Data entries:
□ □ □ □ □ □ □

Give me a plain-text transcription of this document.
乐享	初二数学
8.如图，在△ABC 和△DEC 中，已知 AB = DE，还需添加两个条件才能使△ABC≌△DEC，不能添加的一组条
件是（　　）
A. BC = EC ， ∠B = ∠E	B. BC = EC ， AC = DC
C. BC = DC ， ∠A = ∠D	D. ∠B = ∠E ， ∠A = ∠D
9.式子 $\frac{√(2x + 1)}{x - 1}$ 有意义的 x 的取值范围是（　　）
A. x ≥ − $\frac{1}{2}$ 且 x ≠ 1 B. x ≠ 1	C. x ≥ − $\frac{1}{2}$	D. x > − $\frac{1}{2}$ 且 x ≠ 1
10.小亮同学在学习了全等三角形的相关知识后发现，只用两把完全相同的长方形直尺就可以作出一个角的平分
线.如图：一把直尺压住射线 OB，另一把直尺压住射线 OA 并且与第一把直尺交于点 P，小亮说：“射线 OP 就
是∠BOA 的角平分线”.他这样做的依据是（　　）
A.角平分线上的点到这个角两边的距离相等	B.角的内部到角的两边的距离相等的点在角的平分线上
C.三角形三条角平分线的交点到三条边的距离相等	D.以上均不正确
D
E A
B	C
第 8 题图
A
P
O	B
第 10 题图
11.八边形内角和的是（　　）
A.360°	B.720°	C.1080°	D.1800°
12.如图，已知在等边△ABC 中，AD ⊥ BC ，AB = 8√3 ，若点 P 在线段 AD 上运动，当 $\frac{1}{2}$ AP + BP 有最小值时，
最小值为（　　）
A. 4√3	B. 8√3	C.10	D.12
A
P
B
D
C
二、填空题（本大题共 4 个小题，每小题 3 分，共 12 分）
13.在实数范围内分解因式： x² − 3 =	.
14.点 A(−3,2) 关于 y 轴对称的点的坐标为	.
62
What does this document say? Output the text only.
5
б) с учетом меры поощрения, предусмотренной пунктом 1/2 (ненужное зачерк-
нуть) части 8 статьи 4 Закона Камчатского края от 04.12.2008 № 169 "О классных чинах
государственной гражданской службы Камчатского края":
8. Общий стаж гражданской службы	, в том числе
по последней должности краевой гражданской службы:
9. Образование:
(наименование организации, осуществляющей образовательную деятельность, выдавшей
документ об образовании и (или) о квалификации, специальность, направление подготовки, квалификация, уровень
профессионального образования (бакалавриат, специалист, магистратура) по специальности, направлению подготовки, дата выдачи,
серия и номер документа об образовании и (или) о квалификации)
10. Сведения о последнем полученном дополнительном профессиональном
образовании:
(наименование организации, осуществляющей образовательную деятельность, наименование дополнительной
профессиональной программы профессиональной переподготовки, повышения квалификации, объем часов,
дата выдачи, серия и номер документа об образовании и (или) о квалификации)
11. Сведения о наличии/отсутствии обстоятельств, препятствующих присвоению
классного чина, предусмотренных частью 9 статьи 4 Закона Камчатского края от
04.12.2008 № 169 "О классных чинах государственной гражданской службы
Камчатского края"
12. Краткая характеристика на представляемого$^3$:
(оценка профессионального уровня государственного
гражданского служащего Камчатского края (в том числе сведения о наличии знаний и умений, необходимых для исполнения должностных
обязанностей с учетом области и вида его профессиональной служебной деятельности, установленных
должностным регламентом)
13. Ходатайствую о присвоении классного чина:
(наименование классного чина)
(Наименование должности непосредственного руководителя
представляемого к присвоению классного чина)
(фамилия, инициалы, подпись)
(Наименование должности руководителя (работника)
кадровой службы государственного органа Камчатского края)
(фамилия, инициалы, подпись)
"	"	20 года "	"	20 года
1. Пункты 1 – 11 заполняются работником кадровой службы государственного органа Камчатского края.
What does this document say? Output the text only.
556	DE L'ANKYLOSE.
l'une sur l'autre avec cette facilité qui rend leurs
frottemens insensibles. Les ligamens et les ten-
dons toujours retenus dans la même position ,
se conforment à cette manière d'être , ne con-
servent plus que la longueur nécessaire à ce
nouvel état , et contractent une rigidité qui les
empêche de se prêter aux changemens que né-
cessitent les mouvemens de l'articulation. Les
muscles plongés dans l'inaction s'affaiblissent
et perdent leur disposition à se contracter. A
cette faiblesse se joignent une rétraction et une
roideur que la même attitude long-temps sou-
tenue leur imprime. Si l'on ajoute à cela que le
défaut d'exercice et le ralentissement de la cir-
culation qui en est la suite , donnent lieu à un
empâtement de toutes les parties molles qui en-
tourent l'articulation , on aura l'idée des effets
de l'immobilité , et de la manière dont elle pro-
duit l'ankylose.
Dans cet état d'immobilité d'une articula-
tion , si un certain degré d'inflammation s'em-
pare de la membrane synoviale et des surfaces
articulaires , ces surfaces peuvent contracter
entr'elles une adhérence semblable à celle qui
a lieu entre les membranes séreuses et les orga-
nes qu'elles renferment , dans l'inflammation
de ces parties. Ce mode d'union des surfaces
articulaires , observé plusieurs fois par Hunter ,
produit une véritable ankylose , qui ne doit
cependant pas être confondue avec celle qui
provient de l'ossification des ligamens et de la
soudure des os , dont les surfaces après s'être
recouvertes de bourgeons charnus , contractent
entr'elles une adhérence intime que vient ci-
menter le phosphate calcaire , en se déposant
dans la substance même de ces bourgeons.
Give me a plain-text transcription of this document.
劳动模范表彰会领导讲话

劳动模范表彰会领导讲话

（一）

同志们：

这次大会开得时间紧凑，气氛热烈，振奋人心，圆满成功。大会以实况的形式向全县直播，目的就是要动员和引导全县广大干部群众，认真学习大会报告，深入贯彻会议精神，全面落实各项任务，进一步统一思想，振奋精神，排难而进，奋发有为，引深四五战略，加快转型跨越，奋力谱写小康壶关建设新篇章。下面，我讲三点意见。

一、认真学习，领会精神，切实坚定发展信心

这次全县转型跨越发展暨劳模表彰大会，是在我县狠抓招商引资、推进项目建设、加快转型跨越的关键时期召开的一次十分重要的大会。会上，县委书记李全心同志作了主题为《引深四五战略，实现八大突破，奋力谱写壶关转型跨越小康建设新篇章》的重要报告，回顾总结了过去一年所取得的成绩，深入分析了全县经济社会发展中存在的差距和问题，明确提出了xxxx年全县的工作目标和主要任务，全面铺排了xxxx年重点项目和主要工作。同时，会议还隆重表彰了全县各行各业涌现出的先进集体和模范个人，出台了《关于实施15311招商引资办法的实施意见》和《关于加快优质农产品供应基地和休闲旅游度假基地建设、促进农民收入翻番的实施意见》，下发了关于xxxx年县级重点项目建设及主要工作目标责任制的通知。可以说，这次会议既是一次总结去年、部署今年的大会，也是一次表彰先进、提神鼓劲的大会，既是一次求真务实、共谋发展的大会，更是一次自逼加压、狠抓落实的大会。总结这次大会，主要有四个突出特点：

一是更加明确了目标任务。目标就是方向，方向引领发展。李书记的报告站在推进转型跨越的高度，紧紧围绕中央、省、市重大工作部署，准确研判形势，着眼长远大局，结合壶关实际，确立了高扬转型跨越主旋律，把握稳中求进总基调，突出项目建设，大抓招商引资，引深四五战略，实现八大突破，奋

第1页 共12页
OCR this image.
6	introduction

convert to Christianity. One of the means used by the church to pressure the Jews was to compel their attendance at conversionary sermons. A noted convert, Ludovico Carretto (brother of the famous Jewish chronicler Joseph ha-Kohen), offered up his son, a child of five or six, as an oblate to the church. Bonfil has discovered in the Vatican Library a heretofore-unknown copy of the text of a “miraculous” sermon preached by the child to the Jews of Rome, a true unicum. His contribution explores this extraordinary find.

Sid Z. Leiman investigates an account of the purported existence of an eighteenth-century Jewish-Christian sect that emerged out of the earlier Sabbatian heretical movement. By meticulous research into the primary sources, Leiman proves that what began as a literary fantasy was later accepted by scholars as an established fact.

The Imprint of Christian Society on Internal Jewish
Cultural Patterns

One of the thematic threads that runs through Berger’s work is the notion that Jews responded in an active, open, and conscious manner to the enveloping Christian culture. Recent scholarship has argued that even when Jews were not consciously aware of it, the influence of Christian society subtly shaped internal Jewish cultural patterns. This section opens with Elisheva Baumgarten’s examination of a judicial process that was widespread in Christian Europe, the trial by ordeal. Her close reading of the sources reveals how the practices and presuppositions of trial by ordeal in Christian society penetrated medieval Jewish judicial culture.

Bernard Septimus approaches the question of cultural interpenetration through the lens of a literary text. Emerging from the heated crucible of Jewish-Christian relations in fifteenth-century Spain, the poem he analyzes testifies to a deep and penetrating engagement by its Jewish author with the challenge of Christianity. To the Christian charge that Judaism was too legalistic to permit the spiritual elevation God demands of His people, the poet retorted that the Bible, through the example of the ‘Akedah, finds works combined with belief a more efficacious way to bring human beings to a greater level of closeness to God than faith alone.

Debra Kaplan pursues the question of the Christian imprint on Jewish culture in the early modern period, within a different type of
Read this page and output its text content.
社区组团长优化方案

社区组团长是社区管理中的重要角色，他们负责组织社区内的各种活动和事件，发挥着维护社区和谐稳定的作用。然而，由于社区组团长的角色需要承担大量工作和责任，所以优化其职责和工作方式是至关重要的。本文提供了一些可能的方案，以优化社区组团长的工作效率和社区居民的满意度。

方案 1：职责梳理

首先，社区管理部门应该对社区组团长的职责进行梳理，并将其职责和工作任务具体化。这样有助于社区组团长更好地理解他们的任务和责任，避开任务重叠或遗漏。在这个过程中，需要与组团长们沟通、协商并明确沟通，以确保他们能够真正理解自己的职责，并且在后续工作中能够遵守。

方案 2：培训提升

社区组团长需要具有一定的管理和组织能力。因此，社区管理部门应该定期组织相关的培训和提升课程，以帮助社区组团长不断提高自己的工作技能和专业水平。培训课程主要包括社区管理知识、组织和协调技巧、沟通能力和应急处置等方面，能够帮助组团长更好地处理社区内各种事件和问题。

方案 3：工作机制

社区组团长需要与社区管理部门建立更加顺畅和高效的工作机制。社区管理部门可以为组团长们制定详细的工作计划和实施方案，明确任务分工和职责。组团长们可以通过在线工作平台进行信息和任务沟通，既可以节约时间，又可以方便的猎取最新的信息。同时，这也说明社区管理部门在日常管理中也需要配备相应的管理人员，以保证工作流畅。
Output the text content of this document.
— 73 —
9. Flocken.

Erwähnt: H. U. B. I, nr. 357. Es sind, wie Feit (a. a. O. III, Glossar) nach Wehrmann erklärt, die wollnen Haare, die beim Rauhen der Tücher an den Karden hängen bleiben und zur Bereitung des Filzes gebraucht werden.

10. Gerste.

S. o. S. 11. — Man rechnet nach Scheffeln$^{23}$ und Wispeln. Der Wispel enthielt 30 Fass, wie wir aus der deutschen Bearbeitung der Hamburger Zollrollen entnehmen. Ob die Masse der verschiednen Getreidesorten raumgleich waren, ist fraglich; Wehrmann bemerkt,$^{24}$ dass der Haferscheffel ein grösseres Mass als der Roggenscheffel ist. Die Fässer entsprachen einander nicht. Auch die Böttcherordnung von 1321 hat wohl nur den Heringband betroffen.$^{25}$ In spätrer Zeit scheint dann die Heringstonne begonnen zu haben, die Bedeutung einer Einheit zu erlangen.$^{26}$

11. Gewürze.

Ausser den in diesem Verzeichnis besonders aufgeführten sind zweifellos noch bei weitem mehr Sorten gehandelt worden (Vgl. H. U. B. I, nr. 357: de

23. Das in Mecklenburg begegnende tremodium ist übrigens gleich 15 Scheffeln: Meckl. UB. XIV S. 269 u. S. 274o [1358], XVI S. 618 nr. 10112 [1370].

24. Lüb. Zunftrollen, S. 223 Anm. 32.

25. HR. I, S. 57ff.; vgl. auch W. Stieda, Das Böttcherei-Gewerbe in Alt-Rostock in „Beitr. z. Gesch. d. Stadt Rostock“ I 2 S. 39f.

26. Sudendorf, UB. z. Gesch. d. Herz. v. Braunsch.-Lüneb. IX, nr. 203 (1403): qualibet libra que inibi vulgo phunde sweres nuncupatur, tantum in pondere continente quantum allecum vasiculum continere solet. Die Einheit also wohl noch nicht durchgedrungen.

□ □ □ □ □ □ □

Task to complete:
Find the line that contains "Output the text content of this document.". Repeat it and every line after it, exactly as written, up to and including the last line of the records above.

Solution below:
Output the text content of this document.
— 73 —
9. Flocken.

Erwähnt: H. U. B. I, nr. 357. Es sind, wie Feit (a. a. O. III, Glossar) nach Wehrmann erklärt, die wollnen Haare, die beim Rauhen der Tücher an den Karden hängen bleiben und zur Bereitung des Filzes gebraucht werden.

10. Gerste.

S. o. S. 11. — Man rechnet nach Scheffeln$^{23}$ und Wispeln. Der Wispel enthielt 30 Fass, wie wir aus der deutschen Bearbeitung der Hamburger Zollrollen entnehmen. Ob die Masse der verschiednen Getreidesorten raumgleich waren, ist fraglich; Wehrmann bemerkt,$^{24}$ dass der Haferscheffel ein grösseres Mass als der Roggenscheffel ist. Die Fässer entsprachen einander nicht. Auch die Böttcherordnung von 1321 hat wohl nur den Heringband betroffen.$^{25}$ In spätrer Zeit scheint dann die Heringstonne begonnen zu haben, die Bedeutung einer Einheit zu erlangen.$^{26}$

11. Gewürze.

Ausser den in diesem Verzeichnis besonders aufgeführten sind zweifellos noch bei weitem mehr Sorten gehandelt worden (Vgl. H. U. B. I, nr. 357: de

23. Das in Mecklenburg begegnende tremodium ist übrigens gleich 15 Scheffeln: Meckl. UB. XIV S. 269 u. S. 274o [1358], XVI S. 618 nr. 10112 [1370].

24. Lüb. Zunftrollen, S. 223 Anm. 32.

25. HR. I, S. 57ff.; vgl. auch W. Stieda, Das Böttcherei-Gewerbe in Alt-Rostock in „Beitr. z. Gesch. d. Stadt Rostock“ I 2 S. 39f.

26. Sudendorf, UB. z. Gesch. d. Herz. v. Braunsch.-Lüneb. IX, nr. 203 (1403): qualibet libra que inibi vulgo phunde sweres nuncupatur, tantum in pondere continente quantum allecum vasiculum continere solet. Die Einheit also wohl noch nicht durchgedrungen.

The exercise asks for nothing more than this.